--- Records for processing ---
* start *

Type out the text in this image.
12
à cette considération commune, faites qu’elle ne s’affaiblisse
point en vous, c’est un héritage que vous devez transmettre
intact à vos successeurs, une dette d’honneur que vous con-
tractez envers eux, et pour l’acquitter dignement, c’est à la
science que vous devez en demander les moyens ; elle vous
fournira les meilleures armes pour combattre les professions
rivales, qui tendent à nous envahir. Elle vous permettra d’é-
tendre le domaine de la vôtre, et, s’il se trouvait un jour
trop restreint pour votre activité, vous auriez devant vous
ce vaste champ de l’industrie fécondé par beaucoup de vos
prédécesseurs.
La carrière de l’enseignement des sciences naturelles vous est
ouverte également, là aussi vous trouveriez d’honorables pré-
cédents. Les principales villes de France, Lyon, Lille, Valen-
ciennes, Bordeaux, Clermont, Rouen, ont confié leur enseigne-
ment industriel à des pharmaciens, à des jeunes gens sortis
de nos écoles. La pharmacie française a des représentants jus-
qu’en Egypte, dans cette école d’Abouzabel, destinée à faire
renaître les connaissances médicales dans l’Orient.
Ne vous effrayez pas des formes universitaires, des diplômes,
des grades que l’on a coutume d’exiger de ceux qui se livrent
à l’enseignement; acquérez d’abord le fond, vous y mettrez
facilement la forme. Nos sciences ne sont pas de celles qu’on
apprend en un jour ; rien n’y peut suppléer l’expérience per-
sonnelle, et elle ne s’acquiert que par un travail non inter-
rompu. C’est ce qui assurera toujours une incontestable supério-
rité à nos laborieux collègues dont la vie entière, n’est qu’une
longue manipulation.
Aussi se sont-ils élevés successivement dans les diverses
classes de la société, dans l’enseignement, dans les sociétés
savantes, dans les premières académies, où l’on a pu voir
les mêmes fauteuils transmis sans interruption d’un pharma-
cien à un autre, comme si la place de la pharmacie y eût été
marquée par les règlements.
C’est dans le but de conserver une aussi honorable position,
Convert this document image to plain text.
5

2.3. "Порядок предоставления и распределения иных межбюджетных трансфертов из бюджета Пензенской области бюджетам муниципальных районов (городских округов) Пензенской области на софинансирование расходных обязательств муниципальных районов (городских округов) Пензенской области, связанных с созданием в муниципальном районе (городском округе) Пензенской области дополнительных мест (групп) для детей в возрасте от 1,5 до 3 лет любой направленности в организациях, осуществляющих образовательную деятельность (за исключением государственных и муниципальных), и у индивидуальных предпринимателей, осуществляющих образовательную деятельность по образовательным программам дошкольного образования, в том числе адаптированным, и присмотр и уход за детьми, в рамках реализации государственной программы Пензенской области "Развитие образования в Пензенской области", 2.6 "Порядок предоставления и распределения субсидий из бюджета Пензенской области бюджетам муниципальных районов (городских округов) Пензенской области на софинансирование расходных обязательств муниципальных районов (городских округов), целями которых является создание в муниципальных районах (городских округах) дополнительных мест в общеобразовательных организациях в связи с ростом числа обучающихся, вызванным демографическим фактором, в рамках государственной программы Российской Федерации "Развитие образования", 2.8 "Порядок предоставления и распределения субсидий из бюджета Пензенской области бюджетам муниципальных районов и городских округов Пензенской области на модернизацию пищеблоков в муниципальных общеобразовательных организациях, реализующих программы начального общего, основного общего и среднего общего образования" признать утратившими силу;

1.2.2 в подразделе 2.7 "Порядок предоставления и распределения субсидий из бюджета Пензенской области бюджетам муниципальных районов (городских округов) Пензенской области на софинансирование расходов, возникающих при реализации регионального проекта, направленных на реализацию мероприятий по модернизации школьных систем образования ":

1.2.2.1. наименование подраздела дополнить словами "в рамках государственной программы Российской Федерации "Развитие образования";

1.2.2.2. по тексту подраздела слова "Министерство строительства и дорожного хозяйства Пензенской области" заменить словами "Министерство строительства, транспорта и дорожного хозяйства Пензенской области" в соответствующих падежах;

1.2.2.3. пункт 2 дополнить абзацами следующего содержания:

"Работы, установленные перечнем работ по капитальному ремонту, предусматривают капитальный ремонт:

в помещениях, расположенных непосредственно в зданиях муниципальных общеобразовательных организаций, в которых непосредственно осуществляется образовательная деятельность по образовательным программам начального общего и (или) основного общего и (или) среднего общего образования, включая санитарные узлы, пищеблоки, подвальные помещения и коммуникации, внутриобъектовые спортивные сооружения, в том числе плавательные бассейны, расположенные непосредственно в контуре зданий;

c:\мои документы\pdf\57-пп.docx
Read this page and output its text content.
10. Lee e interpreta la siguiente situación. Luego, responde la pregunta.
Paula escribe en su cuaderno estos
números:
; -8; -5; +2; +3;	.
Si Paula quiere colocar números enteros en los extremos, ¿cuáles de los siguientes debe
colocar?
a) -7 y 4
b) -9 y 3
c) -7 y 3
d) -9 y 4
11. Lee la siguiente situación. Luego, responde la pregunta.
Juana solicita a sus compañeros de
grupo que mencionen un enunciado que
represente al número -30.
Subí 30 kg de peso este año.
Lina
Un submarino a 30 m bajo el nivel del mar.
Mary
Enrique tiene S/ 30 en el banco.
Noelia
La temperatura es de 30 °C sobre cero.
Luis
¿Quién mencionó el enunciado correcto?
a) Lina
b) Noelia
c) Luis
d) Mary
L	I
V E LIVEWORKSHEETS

* end *

Identify all lines in the records above with the word "dans".

qu’en Egypte, dans cette école d’Abouzabel, destinée à faire
renaître les connaissances médicales dans l’Orient.
Aussi se sont-ils élevés successivement dans les diverses
classes de la société, dans l’enseignement, dans les sociétés
savantes, dans les premières académies, où l’on a pu voir
C’est dans le but de conserver une aussi honorable position,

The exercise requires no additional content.